# What you have to do
Using the data below, copy each line that includes the word "Pfarrer".

# Stored records
** start **

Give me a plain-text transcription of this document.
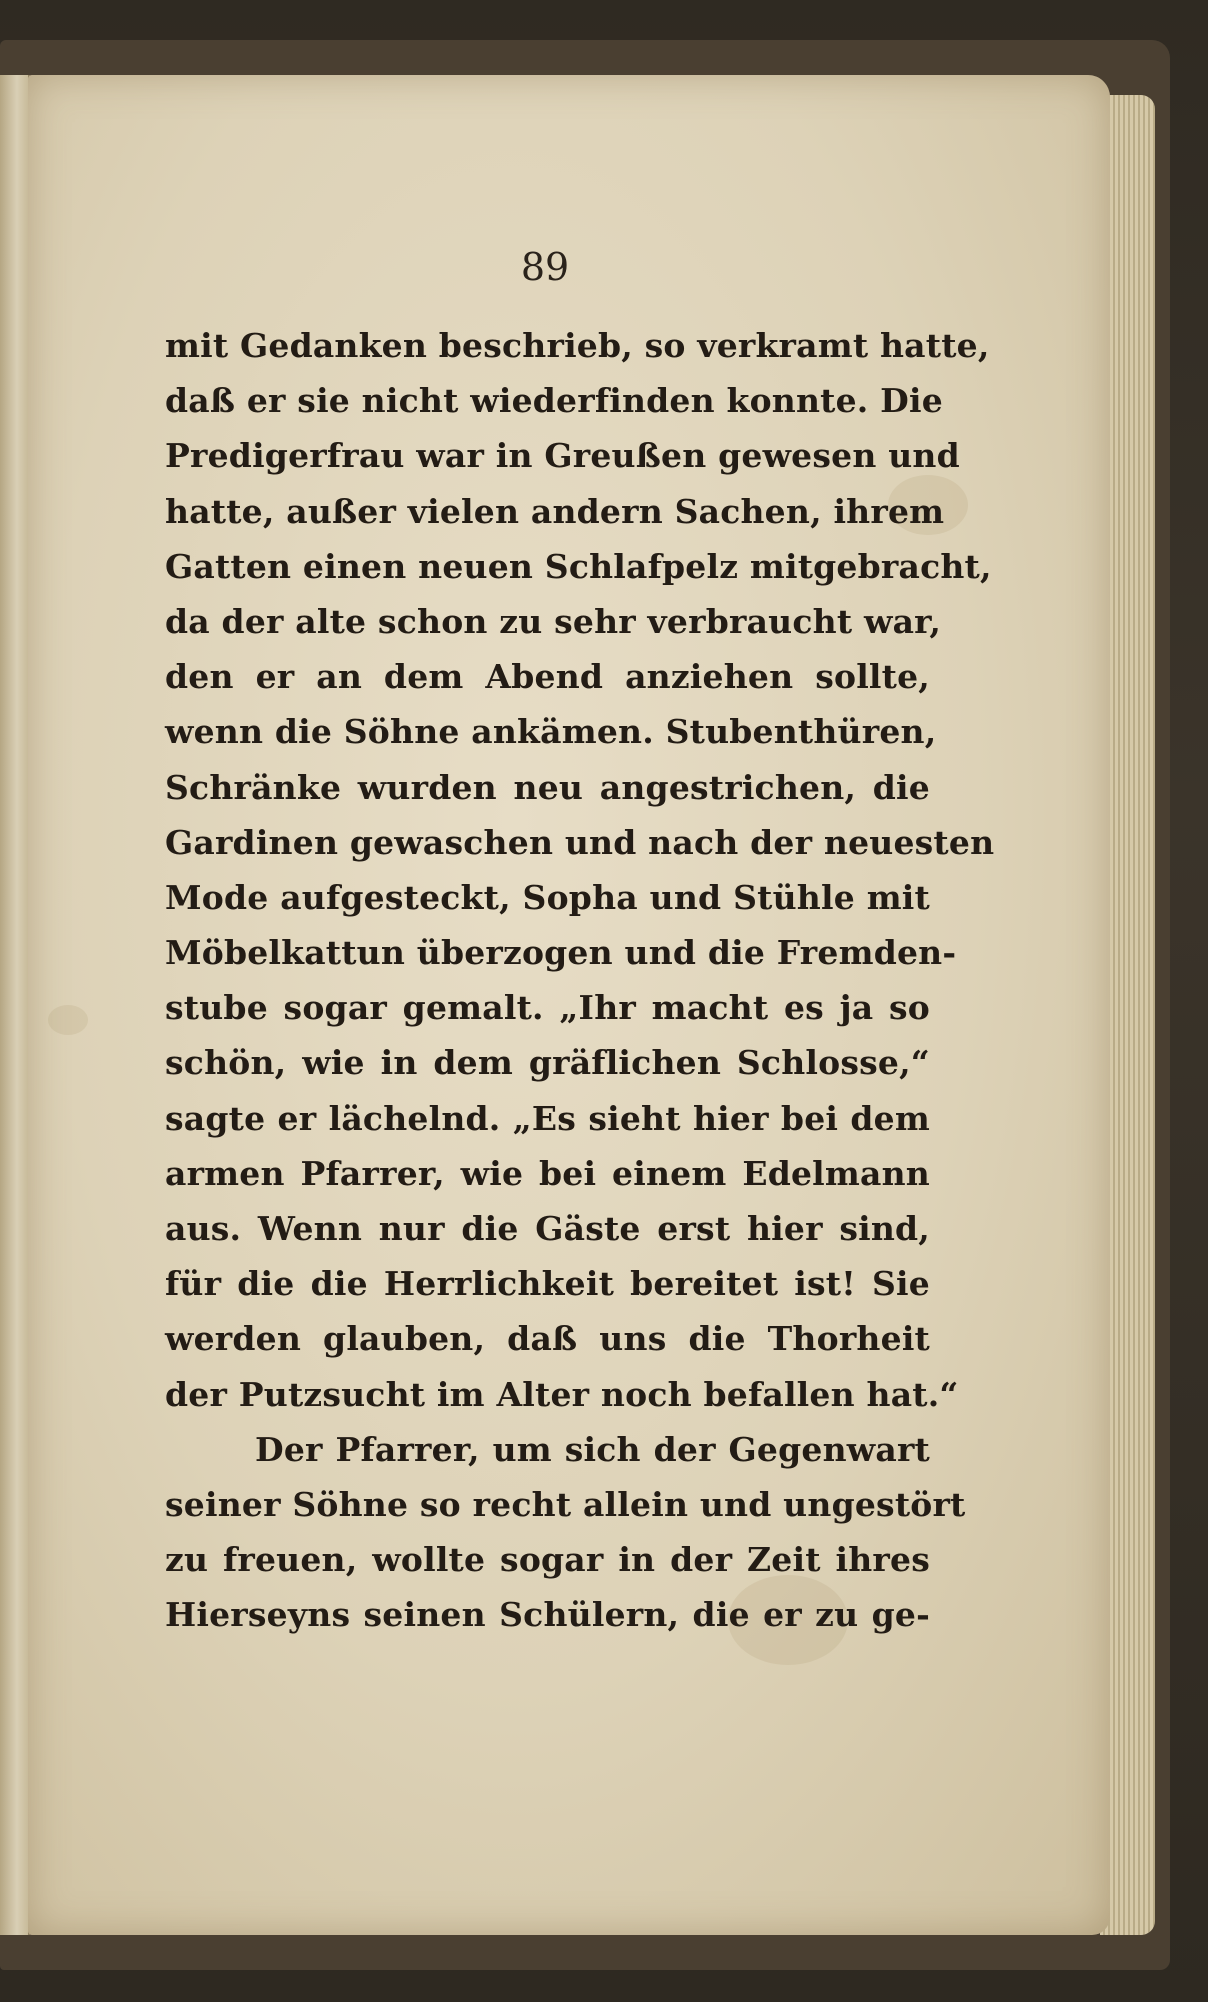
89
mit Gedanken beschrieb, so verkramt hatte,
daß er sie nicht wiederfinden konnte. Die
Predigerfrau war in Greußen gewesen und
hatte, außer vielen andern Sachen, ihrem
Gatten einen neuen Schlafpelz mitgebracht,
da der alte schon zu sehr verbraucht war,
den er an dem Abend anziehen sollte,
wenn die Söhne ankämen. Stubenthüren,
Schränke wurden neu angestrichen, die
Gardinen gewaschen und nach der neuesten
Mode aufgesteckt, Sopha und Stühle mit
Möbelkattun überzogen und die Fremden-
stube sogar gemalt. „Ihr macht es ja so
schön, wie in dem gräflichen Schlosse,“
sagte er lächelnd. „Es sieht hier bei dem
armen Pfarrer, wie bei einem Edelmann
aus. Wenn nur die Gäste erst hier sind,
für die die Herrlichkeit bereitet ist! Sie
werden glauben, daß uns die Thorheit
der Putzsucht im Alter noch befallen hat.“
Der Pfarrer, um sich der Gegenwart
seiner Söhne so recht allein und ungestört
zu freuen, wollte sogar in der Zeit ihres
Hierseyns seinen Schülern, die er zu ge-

** end **

# Result for this task
armen Pfarrer, wie bei einem Edelmann
Der Pfarrer, um sich der Gegenwart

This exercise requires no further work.